Written task: Locate every line that holds the string "LGPL" and copy it.

Supplied entries:
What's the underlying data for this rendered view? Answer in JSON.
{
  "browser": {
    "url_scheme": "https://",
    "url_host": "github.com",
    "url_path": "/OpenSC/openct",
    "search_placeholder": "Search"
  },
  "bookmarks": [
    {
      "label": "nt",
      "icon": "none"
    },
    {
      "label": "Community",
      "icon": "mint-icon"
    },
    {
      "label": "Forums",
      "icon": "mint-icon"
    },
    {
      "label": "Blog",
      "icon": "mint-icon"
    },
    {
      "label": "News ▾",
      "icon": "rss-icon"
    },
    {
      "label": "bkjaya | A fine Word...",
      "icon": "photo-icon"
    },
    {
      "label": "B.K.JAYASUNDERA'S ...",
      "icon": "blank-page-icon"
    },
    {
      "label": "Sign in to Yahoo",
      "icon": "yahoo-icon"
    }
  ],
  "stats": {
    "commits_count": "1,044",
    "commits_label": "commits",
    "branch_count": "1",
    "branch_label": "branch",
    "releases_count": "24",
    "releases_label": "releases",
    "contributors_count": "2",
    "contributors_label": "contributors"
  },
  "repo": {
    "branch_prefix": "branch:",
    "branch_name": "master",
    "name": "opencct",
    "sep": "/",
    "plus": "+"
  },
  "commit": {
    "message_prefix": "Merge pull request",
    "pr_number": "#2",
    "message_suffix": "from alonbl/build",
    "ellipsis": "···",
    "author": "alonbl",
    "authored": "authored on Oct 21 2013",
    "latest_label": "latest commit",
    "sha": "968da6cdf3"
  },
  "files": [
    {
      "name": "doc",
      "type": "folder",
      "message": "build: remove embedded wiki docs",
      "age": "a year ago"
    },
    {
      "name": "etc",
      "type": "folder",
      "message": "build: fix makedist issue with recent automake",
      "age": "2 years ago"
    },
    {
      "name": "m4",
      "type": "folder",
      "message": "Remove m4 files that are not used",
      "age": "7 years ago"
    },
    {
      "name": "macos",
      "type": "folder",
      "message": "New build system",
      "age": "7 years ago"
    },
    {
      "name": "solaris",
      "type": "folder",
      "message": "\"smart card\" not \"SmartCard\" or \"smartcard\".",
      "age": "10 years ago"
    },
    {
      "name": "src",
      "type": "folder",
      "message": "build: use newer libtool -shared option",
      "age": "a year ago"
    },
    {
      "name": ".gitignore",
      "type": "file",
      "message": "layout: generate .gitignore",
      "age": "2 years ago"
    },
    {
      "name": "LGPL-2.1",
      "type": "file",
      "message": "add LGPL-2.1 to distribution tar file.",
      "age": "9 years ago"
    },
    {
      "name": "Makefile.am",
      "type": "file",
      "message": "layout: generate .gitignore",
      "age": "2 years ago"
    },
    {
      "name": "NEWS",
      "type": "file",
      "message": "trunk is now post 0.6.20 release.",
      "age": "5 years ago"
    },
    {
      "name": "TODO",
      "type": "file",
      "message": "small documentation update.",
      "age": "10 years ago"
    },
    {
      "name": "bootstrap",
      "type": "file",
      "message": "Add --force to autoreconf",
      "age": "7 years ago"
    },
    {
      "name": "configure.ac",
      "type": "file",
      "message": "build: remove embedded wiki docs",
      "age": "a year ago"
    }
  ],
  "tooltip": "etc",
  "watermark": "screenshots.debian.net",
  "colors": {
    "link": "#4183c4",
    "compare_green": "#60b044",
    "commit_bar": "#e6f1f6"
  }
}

Task answer:
      "name": "LGPL-2.1",
      "message": "add LGPL-2.1 to distribution tar file.",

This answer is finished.